Your task is to print all of the material verbatim.
--------------------------------
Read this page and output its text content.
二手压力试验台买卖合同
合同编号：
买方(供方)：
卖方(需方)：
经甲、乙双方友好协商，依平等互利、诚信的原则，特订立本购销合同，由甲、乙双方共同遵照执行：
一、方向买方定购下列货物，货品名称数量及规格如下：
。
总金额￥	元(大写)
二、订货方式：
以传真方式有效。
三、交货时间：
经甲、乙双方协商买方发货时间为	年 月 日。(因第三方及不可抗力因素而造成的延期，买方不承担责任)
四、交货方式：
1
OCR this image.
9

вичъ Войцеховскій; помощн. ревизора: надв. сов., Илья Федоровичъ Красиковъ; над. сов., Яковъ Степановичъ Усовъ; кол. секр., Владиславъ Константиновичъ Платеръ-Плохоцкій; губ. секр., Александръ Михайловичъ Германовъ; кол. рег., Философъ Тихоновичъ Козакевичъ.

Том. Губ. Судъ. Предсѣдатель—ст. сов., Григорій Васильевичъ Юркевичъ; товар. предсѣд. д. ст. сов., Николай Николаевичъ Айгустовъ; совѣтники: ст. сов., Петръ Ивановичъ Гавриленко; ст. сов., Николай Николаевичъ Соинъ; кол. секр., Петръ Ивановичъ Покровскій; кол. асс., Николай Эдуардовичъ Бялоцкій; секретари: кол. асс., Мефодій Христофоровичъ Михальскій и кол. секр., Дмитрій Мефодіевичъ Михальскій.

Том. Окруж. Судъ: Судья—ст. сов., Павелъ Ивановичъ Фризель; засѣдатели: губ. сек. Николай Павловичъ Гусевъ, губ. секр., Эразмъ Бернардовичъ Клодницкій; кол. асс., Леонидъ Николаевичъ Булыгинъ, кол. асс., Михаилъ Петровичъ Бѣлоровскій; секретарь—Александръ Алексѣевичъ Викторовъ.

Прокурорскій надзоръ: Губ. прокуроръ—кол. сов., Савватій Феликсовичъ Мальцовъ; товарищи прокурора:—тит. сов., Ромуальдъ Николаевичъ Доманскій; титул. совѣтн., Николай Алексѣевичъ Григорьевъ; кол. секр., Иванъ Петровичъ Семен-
--------------------------------
● **Exercise response**:
Read this page and output its text content.
二手压力试验台买卖合同
合同编号：
买方(供方)：
卖方(需方)：
经甲、乙双方友好协商，依平等互利、诚信的原则，特订立本购销合同，由甲、乙双方共同遵照执行：
一、方向买方定购下列货物，货品名称数量及规格如下：
。
总金额￥	元(大写)
二、订货方式：
以传真方式有效。
三、交货时间：
经甲、乙双方协商买方发货时间为	年 月 日。(因第三方及不可抗力因素而造成的延期，买方不承担责任)
四、交货方式：
1
OCR this image.
9

вичъ Войцеховскій; помощн. ревизора: надв. сов., Илья Федоровичъ Красиковъ; над. сов., Яковъ Степановичъ Усовъ; кол. секр., Владиславъ Константиновичъ Платеръ-Плохоцкій; губ. секр., Александръ Михайловичъ Германовъ; кол. рег., Философъ Тихоновичъ Козакевичъ.

Том. Губ. Судъ. Предсѣдатель—ст. сов., Григорій Васильевичъ Юркевичъ; товар. предсѣд. д. ст. сов., Николай Николаевичъ Айгустовъ; совѣтники: ст. сов., Петръ Ивановичъ Гавриленко; ст. сов., Николай Николаевичъ Соинъ; кол. секр., Петръ Ивановичъ Покровскій; кол. асс., Николай Эдуардовичъ Бялоцкій; секретари: кол. асс., Мефодій Христофоровичъ Михальскій и кол. секр., Дмитрій Мефодіевичъ Михальскій.

Том. Окруж. Судъ: Судья—ст. сов., Павелъ Ивановичъ Фризель; засѣдатели: губ. сек. Николай Павловичъ Гусевъ, губ. секр., Эразмъ Бернардовичъ Клодницкій; кол. асс., Леонидъ Николаевичъ Булыгинъ, кол. асс., Михаилъ Петровичъ Бѣлоровскій; секретарь—Александръ Алексѣевичъ Викторовъ.

Прокурорскій надзоръ: Губ. прокуроръ—кол. сов., Савватій Феликсовичъ Мальцовъ; товарищи прокурора:—тит. сов., Ромуальдъ Николаевичъ Доманскій; титул. совѣтн., Николай Алексѣевичъ Григорьевъ; кол. секр., Иванъ Петровичъ Семен-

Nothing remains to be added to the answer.